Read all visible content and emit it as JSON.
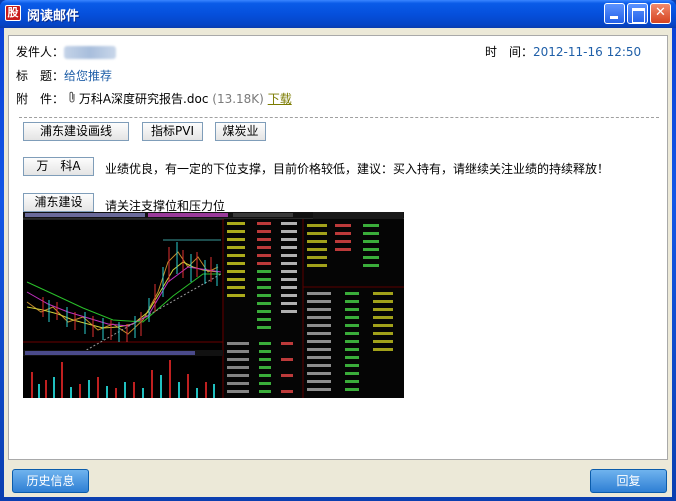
{
  "window": {
    "title": "阅读邮件",
    "app_icon_glyph": "股"
  },
  "header": {
    "sender_label": "发件人：",
    "time_label": "时　间：",
    "time_value": "2012-11-16 12:50",
    "subject_label": "标　题：",
    "subject_value": "给您推荐",
    "attachment_label": "附　件：",
    "attachment_name": "万科A深度研究报告.doc",
    "attachment_size": "(13.18K)",
    "download_label": "下载"
  },
  "tags": {
    "btn1": "浦东建设画线",
    "btn2": "指标PVI",
    "btn3": "煤炭业"
  },
  "recommendations": [
    {
      "button": "万　科A",
      "text": "业绩优良，有一定的下位支撑，目前价格较低，建议：买入持有，请继续关注业绩的持续释放！"
    },
    {
      "button": "浦东建设",
      "text": "请关注支撑位和压力位"
    }
  ],
  "footer": {
    "history_label": "历史信息",
    "reply_label": "回复"
  },
  "colors": {
    "titlebar": "#0550dc",
    "link": "#1f5fa8",
    "chart_bg": "#000000"
  },
  "icons": {
    "attachment": "paperclip-icon",
    "app": "stock-app-icon"
  }
}
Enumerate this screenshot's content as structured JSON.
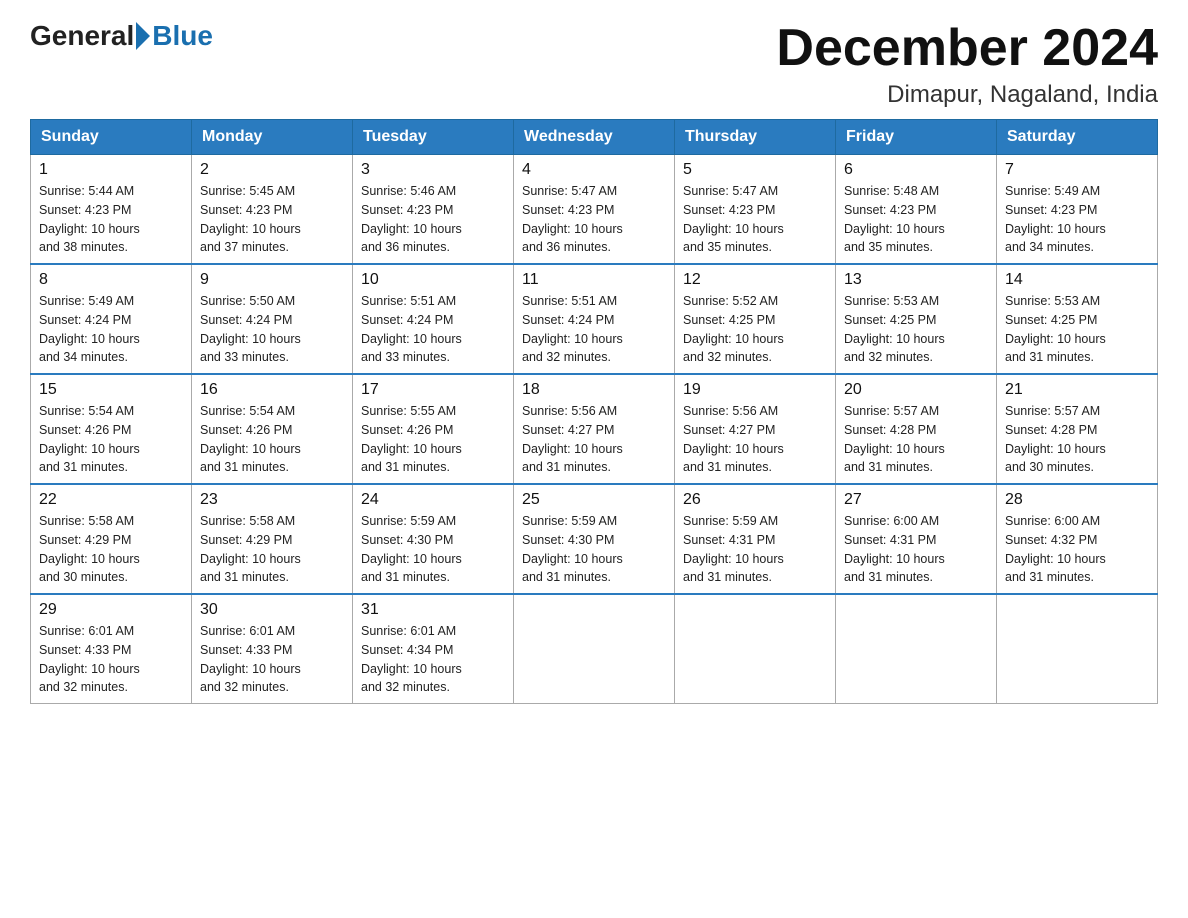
{
  "logo": {
    "general": "General",
    "blue": "Blue"
  },
  "title": "December 2024",
  "location": "Dimapur, Nagaland, India",
  "days_of_week": [
    "Sunday",
    "Monday",
    "Tuesday",
    "Wednesday",
    "Thursday",
    "Friday",
    "Saturday"
  ],
  "weeks": [
    [
      {
        "day": "1",
        "info": "Sunrise: 5:44 AM\nSunset: 4:23 PM\nDaylight: 10 hours\nand 38 minutes."
      },
      {
        "day": "2",
        "info": "Sunrise: 5:45 AM\nSunset: 4:23 PM\nDaylight: 10 hours\nand 37 minutes."
      },
      {
        "day": "3",
        "info": "Sunrise: 5:46 AM\nSunset: 4:23 PM\nDaylight: 10 hours\nand 36 minutes."
      },
      {
        "day": "4",
        "info": "Sunrise: 5:47 AM\nSunset: 4:23 PM\nDaylight: 10 hours\nand 36 minutes."
      },
      {
        "day": "5",
        "info": "Sunrise: 5:47 AM\nSunset: 4:23 PM\nDaylight: 10 hours\nand 35 minutes."
      },
      {
        "day": "6",
        "info": "Sunrise: 5:48 AM\nSunset: 4:23 PM\nDaylight: 10 hours\nand 35 minutes."
      },
      {
        "day": "7",
        "info": "Sunrise: 5:49 AM\nSunset: 4:23 PM\nDaylight: 10 hours\nand 34 minutes."
      }
    ],
    [
      {
        "day": "8",
        "info": "Sunrise: 5:49 AM\nSunset: 4:24 PM\nDaylight: 10 hours\nand 34 minutes."
      },
      {
        "day": "9",
        "info": "Sunrise: 5:50 AM\nSunset: 4:24 PM\nDaylight: 10 hours\nand 33 minutes."
      },
      {
        "day": "10",
        "info": "Sunrise: 5:51 AM\nSunset: 4:24 PM\nDaylight: 10 hours\nand 33 minutes."
      },
      {
        "day": "11",
        "info": "Sunrise: 5:51 AM\nSunset: 4:24 PM\nDaylight: 10 hours\nand 32 minutes."
      },
      {
        "day": "12",
        "info": "Sunrise: 5:52 AM\nSunset: 4:25 PM\nDaylight: 10 hours\nand 32 minutes."
      },
      {
        "day": "13",
        "info": "Sunrise: 5:53 AM\nSunset: 4:25 PM\nDaylight: 10 hours\nand 32 minutes."
      },
      {
        "day": "14",
        "info": "Sunrise: 5:53 AM\nSunset: 4:25 PM\nDaylight: 10 hours\nand 31 minutes."
      }
    ],
    [
      {
        "day": "15",
        "info": "Sunrise: 5:54 AM\nSunset: 4:26 PM\nDaylight: 10 hours\nand 31 minutes."
      },
      {
        "day": "16",
        "info": "Sunrise: 5:54 AM\nSunset: 4:26 PM\nDaylight: 10 hours\nand 31 minutes."
      },
      {
        "day": "17",
        "info": "Sunrise: 5:55 AM\nSunset: 4:26 PM\nDaylight: 10 hours\nand 31 minutes."
      },
      {
        "day": "18",
        "info": "Sunrise: 5:56 AM\nSunset: 4:27 PM\nDaylight: 10 hours\nand 31 minutes."
      },
      {
        "day": "19",
        "info": "Sunrise: 5:56 AM\nSunset: 4:27 PM\nDaylight: 10 hours\nand 31 minutes."
      },
      {
        "day": "20",
        "info": "Sunrise: 5:57 AM\nSunset: 4:28 PM\nDaylight: 10 hours\nand 31 minutes."
      },
      {
        "day": "21",
        "info": "Sunrise: 5:57 AM\nSunset: 4:28 PM\nDaylight: 10 hours\nand 30 minutes."
      }
    ],
    [
      {
        "day": "22",
        "info": "Sunrise: 5:58 AM\nSunset: 4:29 PM\nDaylight: 10 hours\nand 30 minutes."
      },
      {
        "day": "23",
        "info": "Sunrise: 5:58 AM\nSunset: 4:29 PM\nDaylight: 10 hours\nand 31 minutes."
      },
      {
        "day": "24",
        "info": "Sunrise: 5:59 AM\nSunset: 4:30 PM\nDaylight: 10 hours\nand 31 minutes."
      },
      {
        "day": "25",
        "info": "Sunrise: 5:59 AM\nSunset: 4:30 PM\nDaylight: 10 hours\nand 31 minutes."
      },
      {
        "day": "26",
        "info": "Sunrise: 5:59 AM\nSunset: 4:31 PM\nDaylight: 10 hours\nand 31 minutes."
      },
      {
        "day": "27",
        "info": "Sunrise: 6:00 AM\nSunset: 4:31 PM\nDaylight: 10 hours\nand 31 minutes."
      },
      {
        "day": "28",
        "info": "Sunrise: 6:00 AM\nSunset: 4:32 PM\nDaylight: 10 hours\nand 31 minutes."
      }
    ],
    [
      {
        "day": "29",
        "info": "Sunrise: 6:01 AM\nSunset: 4:33 PM\nDaylight: 10 hours\nand 32 minutes."
      },
      {
        "day": "30",
        "info": "Sunrise: 6:01 AM\nSunset: 4:33 PM\nDaylight: 10 hours\nand 32 minutes."
      },
      {
        "day": "31",
        "info": "Sunrise: 6:01 AM\nSunset: 4:34 PM\nDaylight: 10 hours\nand 32 minutes."
      },
      null,
      null,
      null,
      null
    ]
  ]
}
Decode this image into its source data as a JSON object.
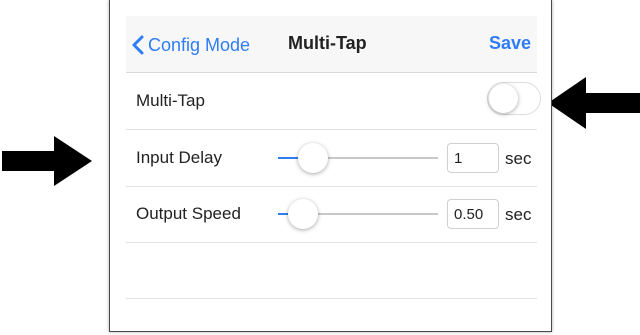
{
  "navbar": {
    "back_label": "Config Mode",
    "title": "Multi-Tap",
    "save_label": "Save"
  },
  "rows": {
    "multitap": {
      "label": "Multi-Tap",
      "enabled": false
    },
    "input_delay": {
      "label": "Input Delay",
      "value": "1",
      "unit": "sec",
      "slider_fraction": 0.15
    },
    "output_speed": {
      "label": "Output Speed",
      "value": "0.50",
      "unit": "sec",
      "slider_fraction": 0.08
    }
  },
  "colors": {
    "accent": "#2f7df6",
    "arrow": "#000000"
  },
  "annotations": {
    "arrows": [
      "arrow-right-icon",
      "arrow-left-icon"
    ]
  }
}
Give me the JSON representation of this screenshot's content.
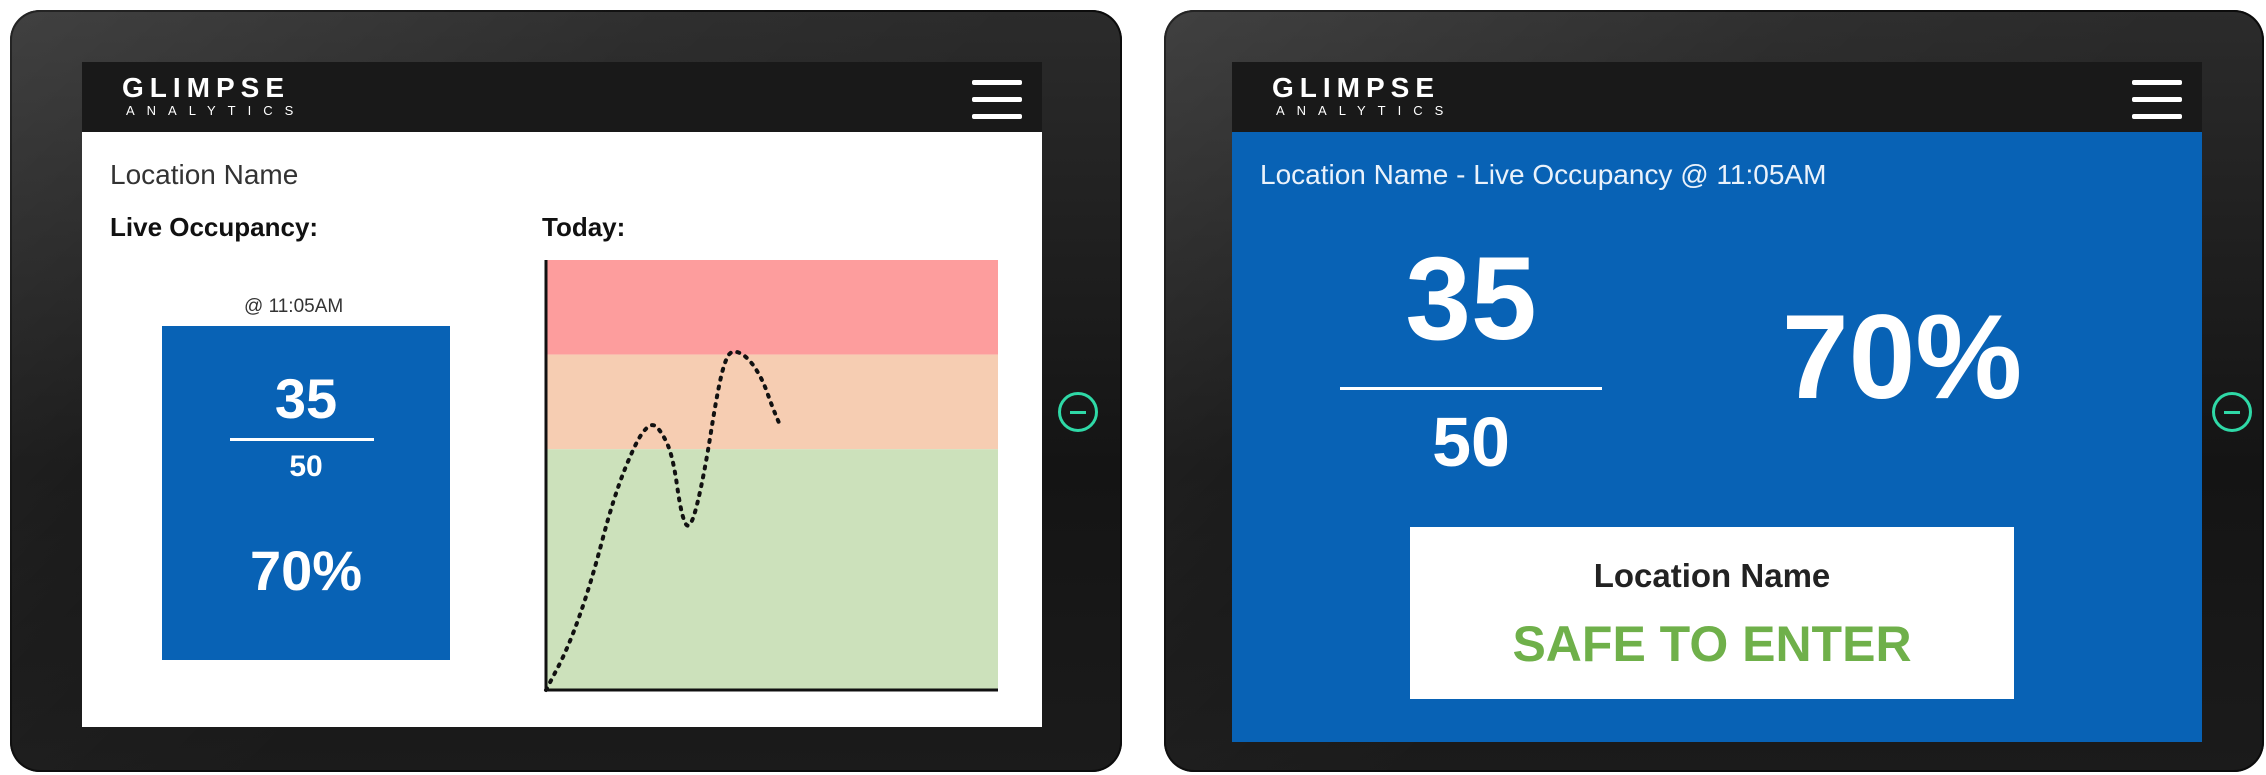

☆ ☆ ☆

Exercise instructions
All of the lines above should be printed exactly, minus the pictures.

Answer to the problem
Read all visible content and emit it as JSON.
{
  "window": {
    "title": "阅读邮件",
    "app_icon_glyph": "股"
  },
  "header": {
    "sender_label": "发件人：",
    "time_label": "时　间：",
    "time_value": "2012-11-16 12:50",
    "subject_label": "标　题：",
    "subject_value": "给您推荐",
    "attachment_label": "附　件：",
    "attachment_name": "万科A深度研究报告.doc",
    "attachment_size": "(13.18K)",
    "download_label": "下载"
  },
  "tags": {
    "btn1": "浦东建设画线",
    "btn2": "指标PVI",
    "btn3": "煤炭业"
  },
  "recommendations": [
    {
      "button": "万　科A",
      "text": "业绩优良，有一定的下位支撑，目前价格较低，建议：买入持有，请继续关注业绩的持续释放！"
    },
    {
      "button": "浦东建设",
      "text": "请关注支撑位和压力位"
    }
  ],
  "footer": {
    "history_label": "历史信息",
    "reply_label": "回复"
  },
  "colors": {
    "titlebar": "#0550dc",
    "link": "#1f5fa8",
    "chart_bg": "#000000"
  },
  "icons": {
    "attachment": "paperclip-icon",
    "app": "stock-app-icon"
  }
}
Enumerate this screenshot's content as structured JSON.
{
  "logo": {
    "general": "General",
    "blue": "Blue"
  },
  "title": "December 2024",
  "location": "Dimapur, Nagaland, India",
  "days_of_week": [
    "Sunday",
    "Monday",
    "Tuesday",
    "Wednesday",
    "Thursday",
    "Friday",
    "Saturday"
  ],
  "weeks": [
    [
      {
        "day": "1",
        "info": "Sunrise: 5:44 AM\nSunset: 4:23 PM\nDaylight: 10 hours\nand 38 minutes."
      },
      {
        "day": "2",
        "info": "Sunrise: 5:45 AM\nSunset: 4:23 PM\nDaylight: 10 hours\nand 37 minutes."
      },
      {
        "day": "3",
        "info": "Sunrise: 5:46 AM\nSunset: 4:23 PM\nDaylight: 10 hours\nand 36 minutes."
      },
      {
        "day": "4",
        "info": "Sunrise: 5:47 AM\nSunset: 4:23 PM\nDaylight: 10 hours\nand 36 minutes."
      },
      {
        "day": "5",
        "info": "Sunrise: 5:47 AM\nSunset: 4:23 PM\nDaylight: 10 hours\nand 35 minutes."
      },
      {
        "day": "6",
        "info": "Sunrise: 5:48 AM\nSunset: 4:23 PM\nDaylight: 10 hours\nand 35 minutes."
      },
      {
        "day": "7",
        "info": "Sunrise: 5:49 AM\nSunset: 4:23 PM\nDaylight: 10 hours\nand 34 minutes."
      }
    ],
    [
      {
        "day": "8",
        "info": "Sunrise: 5:49 AM\nSunset: 4:24 PM\nDaylight: 10 hours\nand 34 minutes."
      },
      {
        "day": "9",
        "info": "Sunrise: 5:50 AM\nSunset: 4:24 PM\nDaylight: 10 hours\nand 33 minutes."
      },
      {
        "day": "10",
        "info": "Sunrise: 5:51 AM\nSunset: 4:24 PM\nDaylight: 10 hours\nand 33 minutes."
      },
      {
        "day": "11",
        "info": "Sunrise: 5:51 AM\nSunset: 4:24 PM\nDaylight: 10 hours\nand 32 minutes."
      },
      {
        "day": "12",
        "info": "Sunrise: 5:52 AM\nSunset: 4:25 PM\nDaylight: 10 hours\nand 32 minutes."
      },
      {
        "day": "13",
        "info": "Sunrise: 5:53 AM\nSunset: 4:25 PM\nDaylight: 10 hours\nand 32 minutes."
      },
      {
        "day": "14",
        "info": "Sunrise: 5:53 AM\nSunset: 4:25 PM\nDaylight: 10 hours\nand 31 minutes."
      }
    ],
    [
      {
        "day": "15",
        "info": "Sunrise: 5:54 AM\nSunset: 4:26 PM\nDaylight: 10 hours\nand 31 minutes."
      },
      {
        "day": "16",
        "info": "Sunrise: 5:54 AM\nSunset: 4:26 PM\nDaylight: 10 hours\nand 31 minutes."
      },
      {
        "day": "17",
        "info": "Sunrise: 5:55 AM\nSunset: 4:26 PM\nDaylight: 10 hours\nand 31 minutes."
      },
      {
        "day": "18",
        "info": "Sunrise: 5:56 AM\nSunset: 4:27 PM\nDaylight: 10 hours\nand 31 minutes."
      },
      {
        "day": "19",
        "info": "Sunrise: 5:56 AM\nSunset: 4:27 PM\nDaylight: 10 hours\nand 31 minutes."
      },
      {
        "day": "20",
        "info": "Sunrise: 5:57 AM\nSunset: 4:28 PM\nDaylight: 10 hours\nand 31 minutes."
      },
      {
        "day": "21",
        "info": "Sunrise: 5:57 AM\nSunset: 4:28 PM\nDaylight: 10 hours\nand 30 minutes."
      }
    ],
    [
      {
        "day": "22",
        "info": "Sunrise: 5:58 AM\nSunset: 4:29 PM\nDaylight: 10 hours\nand 30 minutes."
      },
      {
        "day": "23",
        "info": "Sunrise: 5:58 AM\nSunset: 4:29 PM\nDaylight: 10 hours\nand 31 minutes."
      },
      {
        "day": "24",
        "info": "Sunrise: 5:59 AM\nSunset: 4:30 PM\nDaylight: 10 hours\nand 31 minutes."
      },
      {
        "day": "25",
        "info": "Sunrise: 5:59 AM\nSunset: 4:30 PM\nDaylight: 10 hours\nand 31 minutes."
      },
      {
        "day": "26",
        "info": "Sunrise: 5:59 AM\nSunset: 4:31 PM\nDaylight: 10 hours\nand 31 minutes."
      },
      {
        "day": "27",
        "info": "Sunrise: 6:00 AM\nSunset: 4:31 PM\nDaylight: 10 hours\nand 31 minutes."
      },
      {
        "day": "28",
        "info": "Sunrise: 6:00 AM\nSunset: 4:32 PM\nDaylight: 10 hours\nand 31 minutes."
      }
    ],
    [
      {
        "day": "29",
        "info": "Sunrise: 6:01 AM\nSunset: 4:33 PM\nDaylight: 10 hours\nand 32 minutes."
      },
      {
        "day": "30",
        "info": "Sunrise: 6:01 AM\nSunset: 4:33 PM\nDaylight: 10 hours\nand 32 minutes."
      },
      {
        "day": "31",
        "info": "Sunrise: 6:01 AM\nSunset: 4:34 PM\nDaylight: 10 hours\nand 32 minutes."
      },
      null,
      null,
      null,
      null
    ]
  ]
}
Decode this image into its source data as a JSON object.
{
  "navbar": {
    "back_label": "Config Mode",
    "title": "Multi-Tap",
    "save_label": "Save"
  },
  "rows": {
    "multitap": {
      "label": "Multi-Tap",
      "enabled": false
    },
    "input_delay": {
      "label": "Input Delay",
      "value": "1",
      "unit": "sec",
      "slider_fraction": 0.15
    },
    "output_speed": {
      "label": "Output Speed",
      "value": "0.50",
      "unit": "sec",
      "slider_fraction": 0.08
    }
  },
  "colors": {
    "accent": "#2f7df6",
    "arrow": "#000000"
  },
  "annotations": {
    "arrows": [
      "arrow-right-icon",
      "arrow-left-icon"
    ]
  }
}
Give me the JSON representation of this screenshot's content.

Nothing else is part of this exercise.